-- Task instructions --
Without the pictures, repeat the listing character for character.

-- Data for this task --
- - - - - - -

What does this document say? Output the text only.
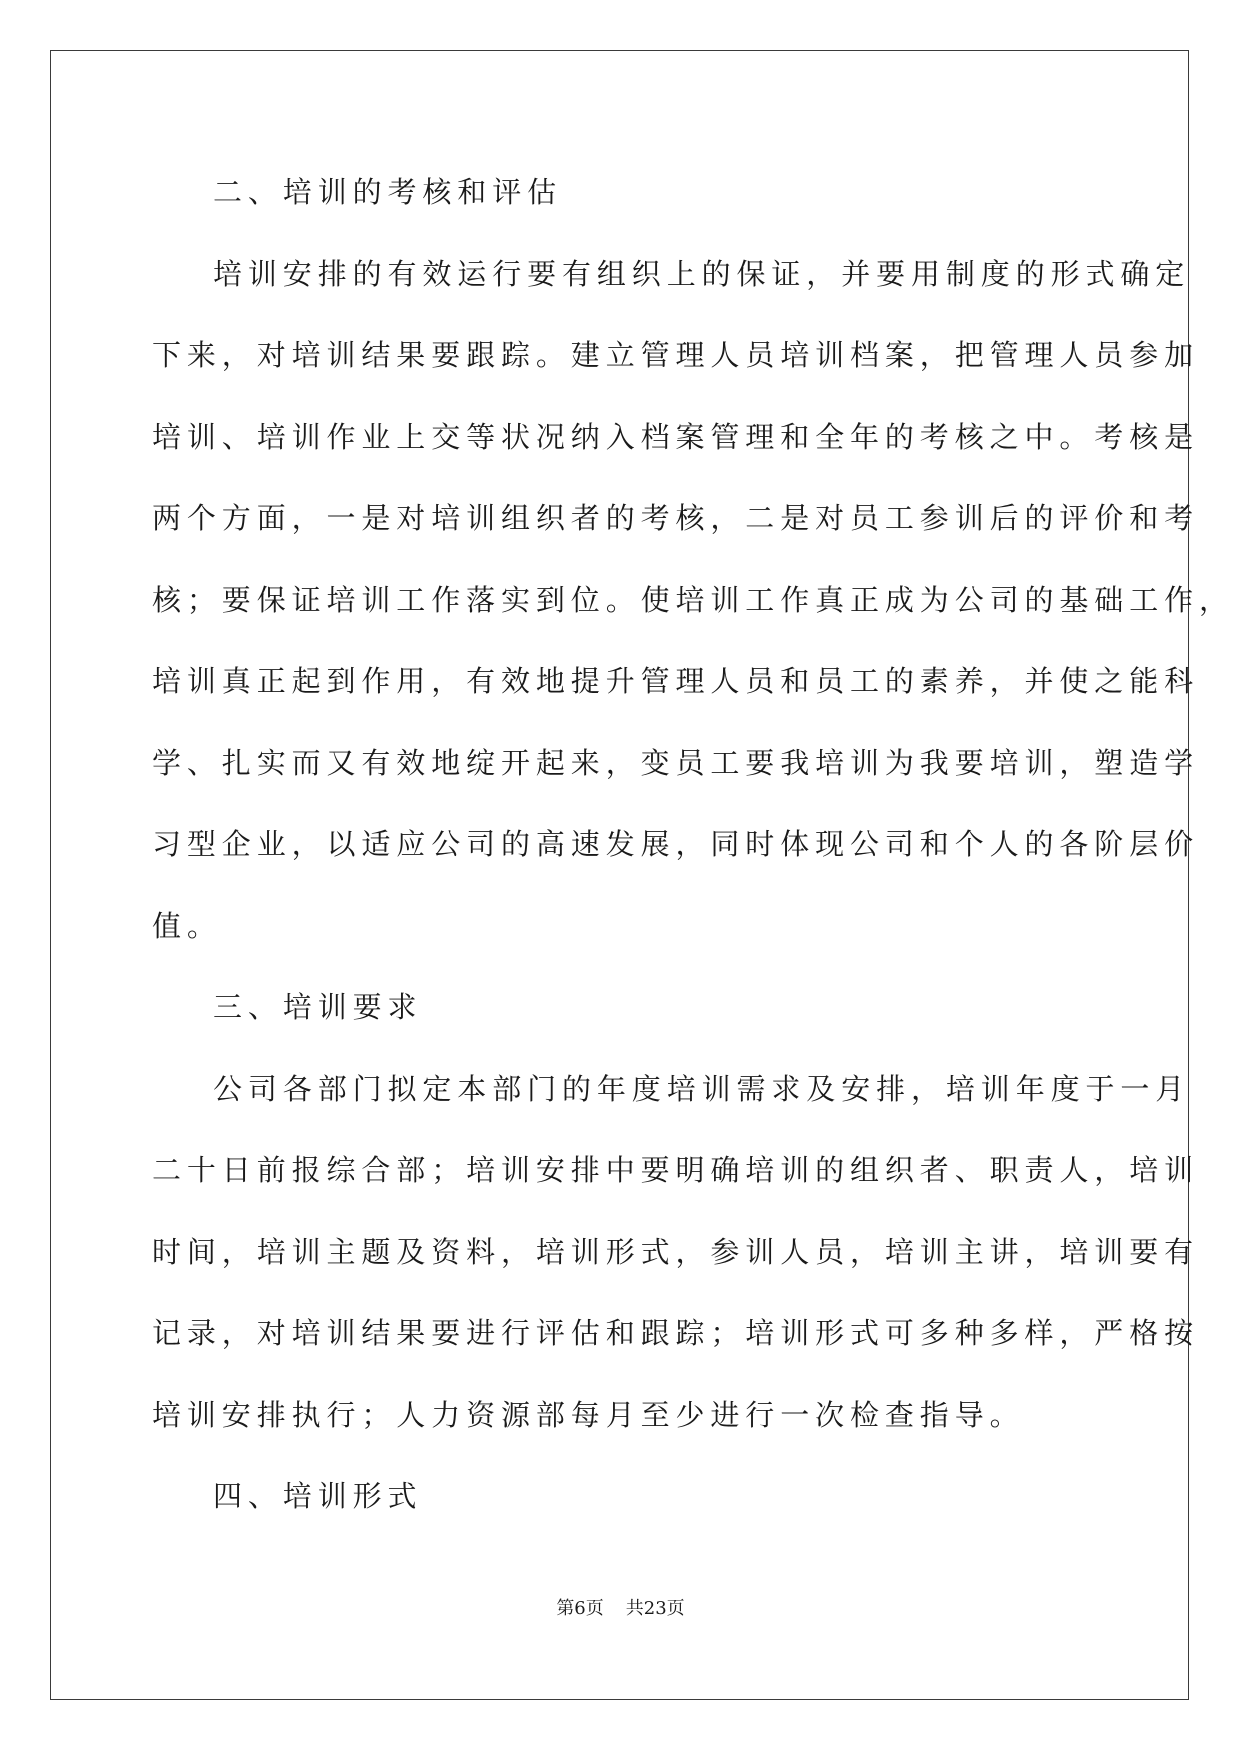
二、培训的考核和评估

培训安排的有效运行要有组织上的保证，并要用制度的形式确定

下来，对培训结果要跟踪。建立管理人员培训档案，把管理人员参加

培训、培训作业上交等状况纳入档案管理和全年的考核之中。考核是

两个方面，一是对培训组织者的考核，二是对员工参训后的评价和考

核；要保证培训工作落实到位。使培训工作真正成为公司的基础工作，

培训真正起到作用，有效地提升管理人员和员工的素养，并使之能科

学、扎实而又有效地绽开起来，变员工要我培训为我要培训，塑造学

习型企业，以适应公司的高速发展，同时体现公司和个人的各阶层价

值。

三、培训要求

公司各部门拟定本部门的年度培训需求及安排，培训年度于一月

二十日前报综合部；培训安排中要明确培训的组织者、职责人，培训

时间，培训主题及资料，培训形式，参训人员，培训主讲，培训要有

记录，对培训结果要进行评估和跟踪；培训形式可多种多样，严格按

培训安排执行；人力资源部每月至少进行一次检查指导。

四、培训形式

第6页 共23页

- - - - - - -

-- Final answer --
What does this document say? Output the text only.
二、培训的考核和评估

培训安排的有效运行要有组织上的保证，并要用制度的形式确定

下来，对培训结果要跟踪。建立管理人员培训档案，把管理人员参加

培训、培训作业上交等状况纳入档案管理和全年的考核之中。考核是

两个方面，一是对培训组织者的考核，二是对员工参训后的评价和考

核；要保证培训工作落实到位。使培训工作真正成为公司的基础工作，

培训真正起到作用，有效地提升管理人员和员工的素养，并使之能科

学、扎实而又有效地绽开起来，变员工要我培训为我要培训，塑造学

习型企业，以适应公司的高速发展，同时体现公司和个人的各阶层价

值。

三、培训要求

公司各部门拟定本部门的年度培训需求及安排，培训年度于一月

二十日前报综合部；培训安排中要明确培训的组织者、职责人，培训

时间，培训主题及资料，培训形式，参训人员，培训主讲，培训要有

记录，对培训结果要进行评估和跟踪；培训形式可多种多样，严格按

培训安排执行；人力资源部每月至少进行一次检查指导。

四、培训形式

第6页 共23页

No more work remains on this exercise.